-- Challenge --
Show every line of the records below that contains the word "签署时间".

-- Data for this task --
== == ==

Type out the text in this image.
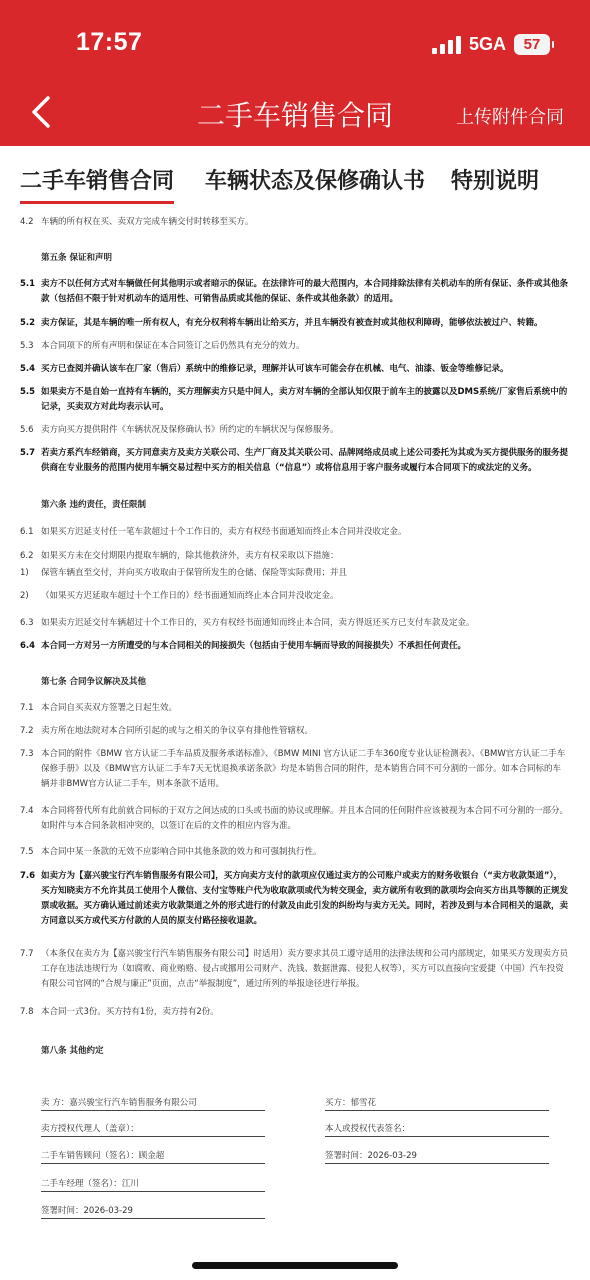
17:57	5GA	57
二手车销售合同	上传附件合同
二手车销售合同 车辆状态及保修确认书 特别说明
4.2 车辆的所有权在买、卖双方完成车辆交付时转移至买方。
第五条 保证和声明
5.1 卖方不以任何方式对车辆做任何其他明示或者暗示的保证。在法律许可的最大范围内，本合同排除法律有关机动车的所有保证、条件或其他条款（包括但不限于针对机动车的适用性、可销售品质或其他的保证、条件或其他条款）的适用。
5.2 卖方保证，其是车辆的唯一所有权人，有充分权利将车辆出让给买方，并且车辆没有被查封或其他权利障碍，能够依法被过户、转籍。
5.3 本合同项下的所有声明和保证在本合同签订之后仍然具有充分的效力。
5.4 买方已查阅并确认该车在厂家（售后）系统中的维修记录，理解并认可该车可能会存在机械、电气、油漆、钣金等维修记录。
5.5 如果卖方不是自始一直持有车辆的，买方理解卖方只是中间人，卖方对车辆的全部认知仅限于前车主的披露以及DMS系统/厂家售后系统中的记录，买卖双方对此均表示认可。
5.6 卖方向买方提供附件《车辆状况及保修确认书》所约定的车辆状况与保修服务。
5.7 若卖方系汽车经销商，买方同意卖方及卖方关联公司、生产厂商及其关联公司、品牌网络成员或上述公司委托为其或为买方提供服务的服务提供商在专业服务的范围内使用车辆交易过程中买方的相关信息（“信息”）或将信息用于客户服务或履行本合同项下的或法定的义务。
第六条 违约责任，责任限制
6.1 如果买方迟延支付任一笔车款超过十个工作日的，卖方有权经书面通知而终止本合同并没收定金。
6.2 如果买方未在交付期限内提取车辆的，除其他救济外，卖方有权采取以下措施：
1) 保管车辆直至交付，并向买方收取由于保管所发生的仓储、保险等实际费用；并且
2) （如果买方迟延取车超过十个工作日的）经书面通知而终止本合同并没收定金。
6.3 如果卖方迟延交付车辆超过十个工作日的，买方有权经书面通知而终止本合同，卖方得返还买方已支付车款及定金。
6.4 本合同一方对另一方所遭受的与本合同相关的间接损失（包括由于使用车辆而导致的间接损失）不承担任何责任。
第七条 合同争议解决及其他
7.1 本合同自买卖双方签署之日起生效。
7.2 卖方所在地法院对本合同所引起的或与之相关的争议享有排他性管辖权。
7.3 本合同的附件《BMW 官方认证二手车品质及服务承诺标准》、《BMW MINI 官方认证二手车360度专业认证检测表》、《BMW官方认证二手车保修手册》以及《BMW官方认证二手车7天无忧退换承诺条款》均是本销售合同的附件，是本销售合同不可分割的一部分。如本合同标的车辆并非BMW官方认证二手车，则本条款不适用。
7.4 本合同将替代所有此前就合同标的于双方之间达成的口头或书面的协议或理解。并且本合同的任何附件应该被视为本合同不可分割的一部分。如附件与本合同条款相冲突的，以签订在后的文件的相应内容为准。
7.5 本合同中某一条款的无效不应影响合同中其他条款的效力和可强制执行性。
7.6 如卖方为【嘉兴骏宝行汽车销售服务有限公司】，买方向卖方支付的款项应仅通过卖方的公司账户或卖方的财务收银台（“卖方收款渠道”），买方知晓卖方不允许其员工使用个人微信、支付宝等账户代为收取款项或代为转交现金，卖方就所有收到的款项均会向买方出具等额的正规发票或收据。买方确认通过前述卖方收款渠道之外的形式进行的付款及由此引发的纠纷均与卖方无关。同时，若涉及到与本合同相关的退款，卖方同意以买方或代买方付款的人员的原支付路径接收退款。
7.7 （本条仅在卖方为【嘉兴骏宝行汽车销售服务有限公司】时适用）卖方要求其员工遵守适用的法律法规和公司内部规定，如果买方发现卖方员工存在违法违规行为（如腐败、商业贿赂、侵占或挪用公司财产、洗钱、数据泄露、侵犯人权等），买方可以直接向宝爱捷（中国）汽车投资有限公司官网的“合规与廉正”页面，点击“举报制度”，通过所列的举报途径进行举报。
7.8 本合同一式3份。买方持有1份，卖方持有2份。
第八条 其他约定
卖 方：嘉兴骏宝行汽车销售服务有限公司	买方：郁雪花
卖方授权代理人（盖章）：	本人或授权代表签名：
二手车销售顾问（签名）：顾金超	签署时间：2026-03-29
二手车经理（签名）：江川
签署时间：2026-03-29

== == ==

-- Task answer --
二手车销售顾问（签名）：顾金超	签署时间：2026-03-29
签署时间：2026-03-29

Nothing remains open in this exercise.